Write the material out again exactly.

------ Source data ------

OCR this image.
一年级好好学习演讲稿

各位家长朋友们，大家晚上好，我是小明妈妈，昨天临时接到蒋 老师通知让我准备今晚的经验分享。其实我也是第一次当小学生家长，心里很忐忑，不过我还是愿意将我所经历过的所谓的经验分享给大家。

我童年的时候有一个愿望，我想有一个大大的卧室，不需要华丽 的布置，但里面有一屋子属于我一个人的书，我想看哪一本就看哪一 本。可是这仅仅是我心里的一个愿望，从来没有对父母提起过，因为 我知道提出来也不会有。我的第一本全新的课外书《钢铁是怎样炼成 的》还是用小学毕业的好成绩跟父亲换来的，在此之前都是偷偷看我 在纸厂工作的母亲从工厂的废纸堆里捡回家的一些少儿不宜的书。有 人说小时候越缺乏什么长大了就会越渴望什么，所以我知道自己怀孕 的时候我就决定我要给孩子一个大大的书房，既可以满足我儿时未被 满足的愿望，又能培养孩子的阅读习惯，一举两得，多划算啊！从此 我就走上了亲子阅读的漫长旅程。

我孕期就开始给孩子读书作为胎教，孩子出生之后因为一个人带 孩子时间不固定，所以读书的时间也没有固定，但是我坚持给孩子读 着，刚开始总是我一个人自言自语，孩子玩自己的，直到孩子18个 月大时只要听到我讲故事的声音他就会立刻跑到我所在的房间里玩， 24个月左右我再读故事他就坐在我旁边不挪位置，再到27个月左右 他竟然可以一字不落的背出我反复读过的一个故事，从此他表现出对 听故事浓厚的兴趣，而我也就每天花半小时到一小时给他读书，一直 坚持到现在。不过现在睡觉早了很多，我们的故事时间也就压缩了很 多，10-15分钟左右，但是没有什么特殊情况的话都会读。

------

--- Solved exercise ---
OCR this image.
一年级好好学习演讲稿

各位家长朋友们，大家晚上好，我是小明妈妈，昨天临时接到蒋 老师通知让我准备今晚的经验分享。其实我也是第一次当小学生家长，心里很忐忑，不过我还是愿意将我所经历过的所谓的经验分享给大家。

我童年的时候有一个愿望，我想有一个大大的卧室，不需要华丽 的布置，但里面有一屋子属于我一个人的书，我想看哪一本就看哪一 本。可是这仅仅是我心里的一个愿望，从来没有对父母提起过，因为 我知道提出来也不会有。我的第一本全新的课外书《钢铁是怎样炼成 的》还是用小学毕业的好成绩跟父亲换来的，在此之前都是偷偷看我 在纸厂工作的母亲从工厂的废纸堆里捡回家的一些少儿不宜的书。有 人说小时候越缺乏什么长大了就会越渴望什么，所以我知道自己怀孕 的时候我就决定我要给孩子一个大大的书房，既可以满足我儿时未被 满足的愿望，又能培养孩子的阅读习惯，一举两得，多划算啊！从此 我就走上了亲子阅读的漫长旅程。

我孕期就开始给孩子读书作为胎教，孩子出生之后因为一个人带 孩子时间不固定，所以读书的时间也没有固定，但是我坚持给孩子读 着，刚开始总是我一个人自言自语，孩子玩自己的，直到孩子18个 月大时只要听到我讲故事的声音他就会立刻跑到我所在的房间里玩， 24个月左右我再读故事他就坐在我旁边不挪位置，再到27个月左右 他竟然可以一字不落的背出我反复读过的一个故事，从此他表现出对 听故事浓厚的兴趣，而我也就每天花半小时到一小时给他读书，一直 坚持到现在。不过现在睡觉早了很多，我们的故事时间也就压缩了很 多，10-15分钟左右，但是没有什么特殊情况的话都会读。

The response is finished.